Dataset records

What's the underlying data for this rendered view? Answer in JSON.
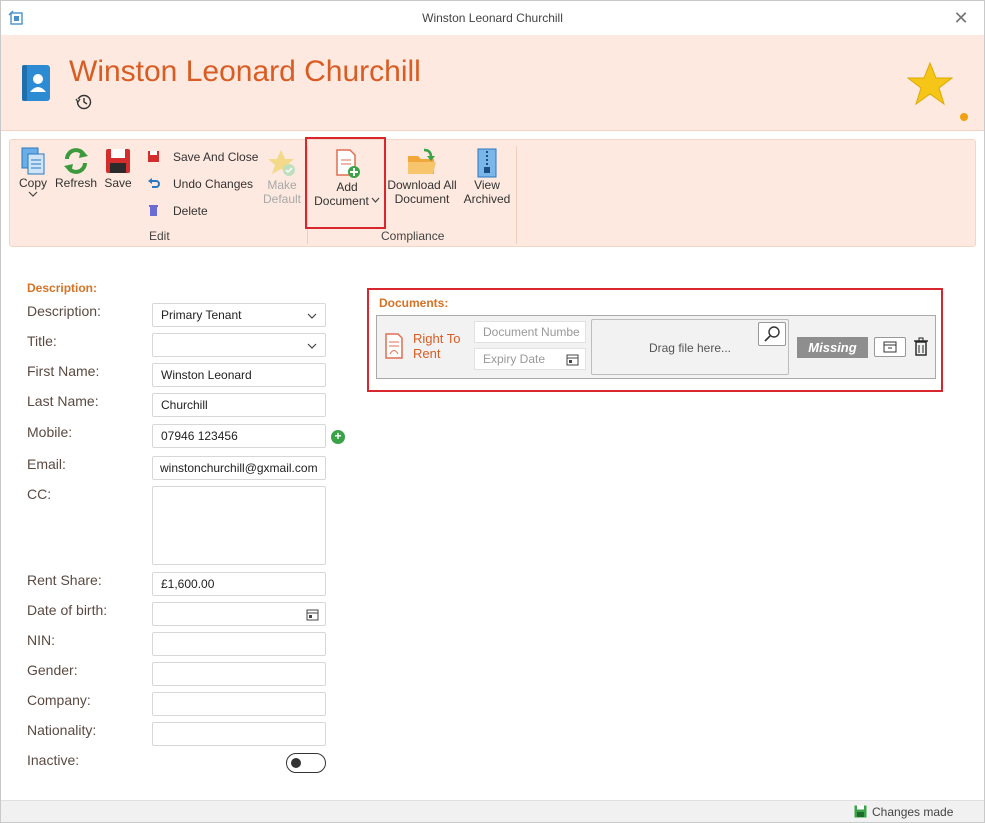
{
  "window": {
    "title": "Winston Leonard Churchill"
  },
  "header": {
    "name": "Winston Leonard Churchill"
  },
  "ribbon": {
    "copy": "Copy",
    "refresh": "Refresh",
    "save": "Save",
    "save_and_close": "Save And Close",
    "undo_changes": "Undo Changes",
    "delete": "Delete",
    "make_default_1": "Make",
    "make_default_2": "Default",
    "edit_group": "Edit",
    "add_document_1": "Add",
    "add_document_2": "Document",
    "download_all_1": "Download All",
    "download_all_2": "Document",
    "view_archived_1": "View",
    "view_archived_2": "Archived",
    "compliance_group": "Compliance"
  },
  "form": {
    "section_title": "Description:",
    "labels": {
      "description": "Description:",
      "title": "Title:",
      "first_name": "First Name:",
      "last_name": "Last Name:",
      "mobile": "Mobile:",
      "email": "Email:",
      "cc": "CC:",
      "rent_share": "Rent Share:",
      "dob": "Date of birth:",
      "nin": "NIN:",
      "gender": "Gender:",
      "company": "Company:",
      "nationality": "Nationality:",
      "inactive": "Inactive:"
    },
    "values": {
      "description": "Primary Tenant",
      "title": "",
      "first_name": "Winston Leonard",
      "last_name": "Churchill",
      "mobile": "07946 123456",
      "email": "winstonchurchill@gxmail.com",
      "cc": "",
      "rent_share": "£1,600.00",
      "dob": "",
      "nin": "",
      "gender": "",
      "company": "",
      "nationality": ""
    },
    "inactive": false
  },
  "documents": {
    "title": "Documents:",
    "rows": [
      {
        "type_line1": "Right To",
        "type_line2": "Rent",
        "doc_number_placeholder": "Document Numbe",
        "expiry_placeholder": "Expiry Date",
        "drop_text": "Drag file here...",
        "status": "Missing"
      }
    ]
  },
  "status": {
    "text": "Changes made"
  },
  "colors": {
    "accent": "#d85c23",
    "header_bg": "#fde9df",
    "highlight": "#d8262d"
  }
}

## YOUR INSTRUCTIONS
Count up the lines in the listing that hold the word "Changes", and give that number only.

## EXERCISE OUTPUT
2